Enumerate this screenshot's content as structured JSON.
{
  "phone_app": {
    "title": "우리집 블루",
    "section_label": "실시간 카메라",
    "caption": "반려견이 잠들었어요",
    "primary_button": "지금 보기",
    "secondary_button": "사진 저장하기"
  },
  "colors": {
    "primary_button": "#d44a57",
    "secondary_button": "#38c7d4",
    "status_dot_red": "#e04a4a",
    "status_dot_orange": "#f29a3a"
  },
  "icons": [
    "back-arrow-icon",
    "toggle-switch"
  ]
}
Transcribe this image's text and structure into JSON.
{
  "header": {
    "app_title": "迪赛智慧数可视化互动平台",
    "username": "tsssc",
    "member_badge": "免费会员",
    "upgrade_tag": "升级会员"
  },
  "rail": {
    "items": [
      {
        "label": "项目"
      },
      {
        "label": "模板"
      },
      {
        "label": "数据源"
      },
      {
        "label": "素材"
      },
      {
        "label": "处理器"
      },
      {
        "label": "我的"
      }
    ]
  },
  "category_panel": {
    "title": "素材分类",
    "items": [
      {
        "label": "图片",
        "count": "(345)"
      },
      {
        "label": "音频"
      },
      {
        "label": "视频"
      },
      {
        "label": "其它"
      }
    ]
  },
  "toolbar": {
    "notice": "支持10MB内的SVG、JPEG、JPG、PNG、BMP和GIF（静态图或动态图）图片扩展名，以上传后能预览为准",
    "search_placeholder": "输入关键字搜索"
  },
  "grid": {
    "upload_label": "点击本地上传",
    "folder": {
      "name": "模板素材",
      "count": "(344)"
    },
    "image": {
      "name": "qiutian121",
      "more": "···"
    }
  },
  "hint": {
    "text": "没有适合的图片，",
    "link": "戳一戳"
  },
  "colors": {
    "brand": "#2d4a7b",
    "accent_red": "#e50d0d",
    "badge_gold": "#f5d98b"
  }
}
· · · · ·
**Stated task**
Check each line above for the word "JSON" and copy the ones that have it.

**Full solution**
Enumerate this screenshot's content as structured JSON.
Transcribe this image's text and structure into JSON.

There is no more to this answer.